--- DATA ---

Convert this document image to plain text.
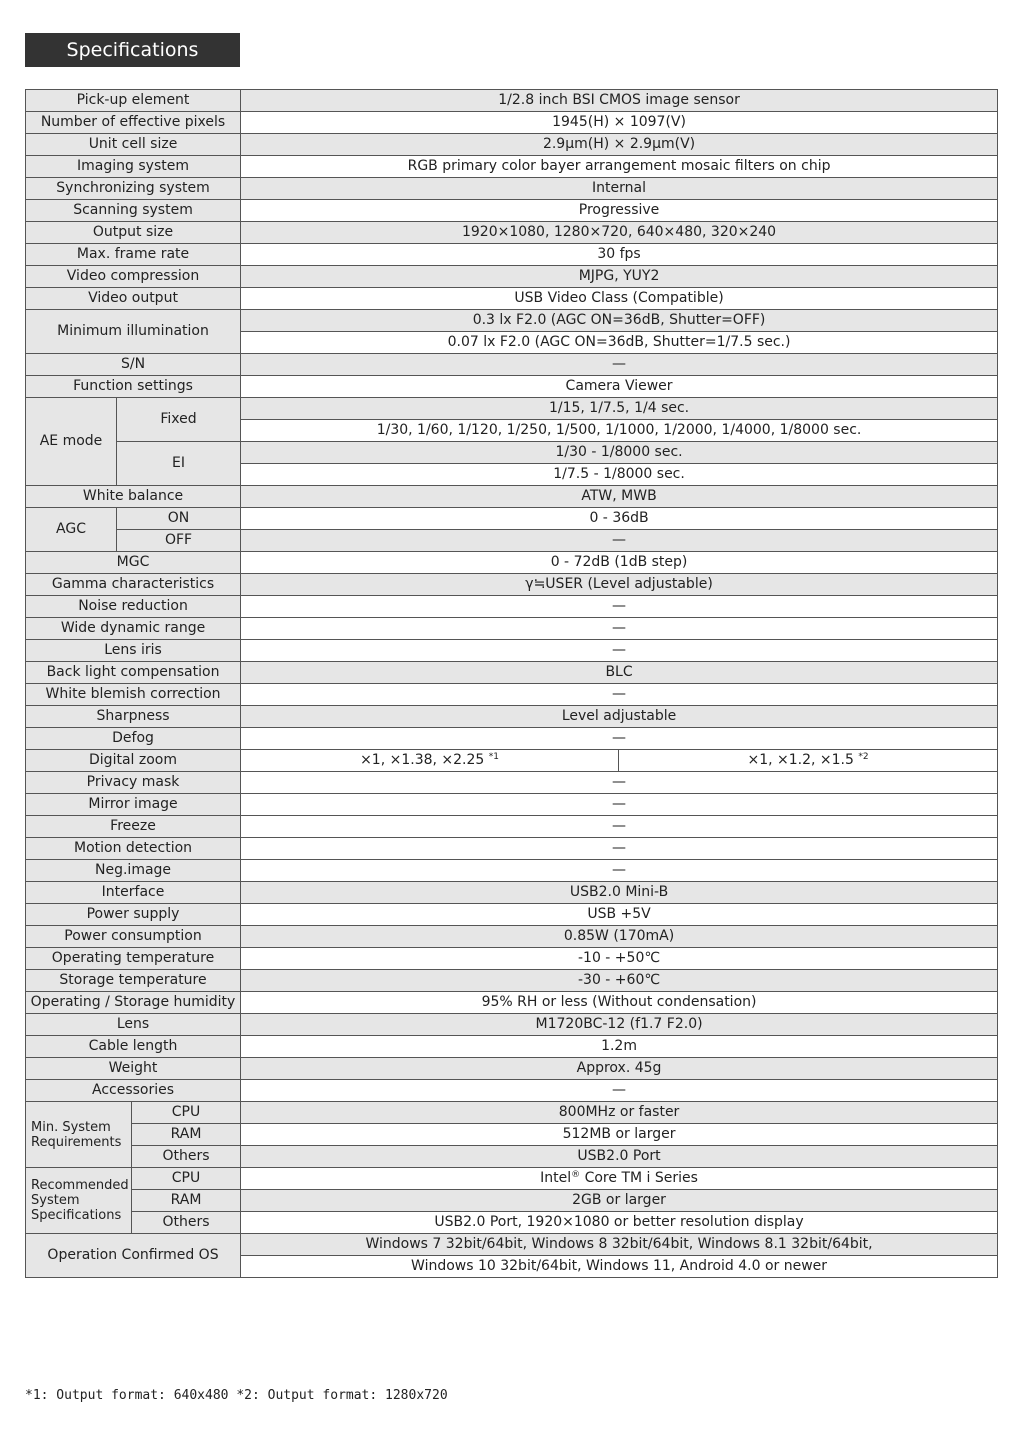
Specifications
Pick-up element			1/2.8 inch BSI CMOS image sensor	
Number of effective pixels			1945(H) × 1097(V)	
Unit cell size			2.9μm(H) × 2.9μm(V)	
Imaging system			RGB primary color bayer arrangement mosaic filters on chip	
Synchronizing system			Internal	
Scanning system			Progressive	
Output size			1920×1080, 1280×720, 640×480, 320×240	
Max. frame rate			30 fps	
Video compression			MJPG, YUY2	
Video output			USB Video Class (Compatible)	
Minimum illumination			0.3 lx F2.0 (AGC ON=36dB, Shutter=OFF)	
			0.07 lx F2.0 (AGC ON=36dB, Shutter=1/7.5 sec.)	
S/N			—	
Function settings			Camera Viewer	
AE mode	Fixed		1/15, 1/7.5, 1/4 sec.	
			1/30, 1/60, 1/120, 1/250, 1/500, 1/1000, 1/2000, 1/4000, 1/8000 sec.	
	EI		1/30 - 1/8000 sec.	
			1/7.5 - 1/8000 sec.	
White balance			ATW, MWB	
AGC	ON		0 - 36dB	
	OFF		—	
MGC			0 - 72dB (1dB step)	
Gamma characteristics			γ≒USER (Level adjustable)	
Noise reduction			—	
Wide dynamic range			—	
Lens iris			—	
Back light compensation			BLC	
White blemish correction			—	
Sharpness			Level adjustable	
Defog			—	
Digital zoom			×1, ×1.38, ×2.25 $^{*1}$	×1, ×1.2, ×1.5 $^{*2}$
Privacy mask			—	
Mirror image			—	
Freeze			—	
Motion detection			—	
Neg.image			—	
Interface			USB2.0 Mini-B	
Power supply			USB +5V	
Power consumption			0.85W (170mA)	
Operating temperature			-10 - +50℃	
Storage temperature			-30 - +60℃	
Operating / Storage humidity			95% RH or less (Without condensation)	
Lens			M1720BC-12 (f1.7 F2.0)	
Cable length			1.2m	
Weight			Approx. 45g	
Accessories			—	
Min. System Requirements		CPU	800MHz or faster	
		RAM	512MB or larger	
		Others	USB2.0 Port	
Recommended System Specifications		CPU	Intel® Core TM i Series	
		RAM	2GB or larger	
		Others	USB2.0 Port, 1920×1080 or better resolution display	
Operation Confirmed OS			Windows 7 32bit/64bit, Windows 8 32bit/64bit, Windows 8.1 32bit/64bit,	
			Windows 10 32bit/64bit, Windows 11, Android 4.0 or newer	
*1: Output format: 640x480 *2: Output format: 1280x720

---

-- WHAT IS NEEDED --
Go through the listing above and work out how many lines contain the string "Port". Reply with the number alone.

-- ANSWER TO THIS PROBLEM --
2